■ **TO BE DONE**
Look through the material below and count the lines with the string "mean". Report only the count.

=== DATA TO PROCESS ===

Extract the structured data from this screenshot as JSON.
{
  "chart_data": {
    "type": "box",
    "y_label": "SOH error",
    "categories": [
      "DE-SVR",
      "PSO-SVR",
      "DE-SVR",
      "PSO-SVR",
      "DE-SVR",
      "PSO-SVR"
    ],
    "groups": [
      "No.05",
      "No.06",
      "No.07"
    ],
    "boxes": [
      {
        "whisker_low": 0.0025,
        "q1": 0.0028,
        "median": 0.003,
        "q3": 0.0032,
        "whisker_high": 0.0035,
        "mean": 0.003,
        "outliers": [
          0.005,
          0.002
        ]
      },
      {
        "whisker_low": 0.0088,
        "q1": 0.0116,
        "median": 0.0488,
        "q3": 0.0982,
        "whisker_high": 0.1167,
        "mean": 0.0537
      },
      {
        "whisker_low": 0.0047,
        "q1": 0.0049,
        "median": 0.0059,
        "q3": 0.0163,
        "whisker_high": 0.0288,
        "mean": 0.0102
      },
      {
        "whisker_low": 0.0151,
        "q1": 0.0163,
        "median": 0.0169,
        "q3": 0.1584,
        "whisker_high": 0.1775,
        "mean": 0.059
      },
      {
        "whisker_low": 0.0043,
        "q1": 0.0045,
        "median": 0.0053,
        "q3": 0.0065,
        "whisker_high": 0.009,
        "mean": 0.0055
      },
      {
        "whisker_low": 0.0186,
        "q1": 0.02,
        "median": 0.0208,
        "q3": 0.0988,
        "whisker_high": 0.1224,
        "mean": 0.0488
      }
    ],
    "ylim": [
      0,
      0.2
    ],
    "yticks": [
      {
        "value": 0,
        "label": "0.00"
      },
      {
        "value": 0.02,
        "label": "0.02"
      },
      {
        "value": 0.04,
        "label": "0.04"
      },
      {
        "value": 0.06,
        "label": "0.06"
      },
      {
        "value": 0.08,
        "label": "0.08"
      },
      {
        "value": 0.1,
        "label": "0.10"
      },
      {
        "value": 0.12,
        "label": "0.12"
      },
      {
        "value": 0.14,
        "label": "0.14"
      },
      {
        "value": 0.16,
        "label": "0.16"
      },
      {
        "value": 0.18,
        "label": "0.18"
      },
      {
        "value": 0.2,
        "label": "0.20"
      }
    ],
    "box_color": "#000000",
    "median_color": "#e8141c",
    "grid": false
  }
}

===

■ **FULL ANSWER**
6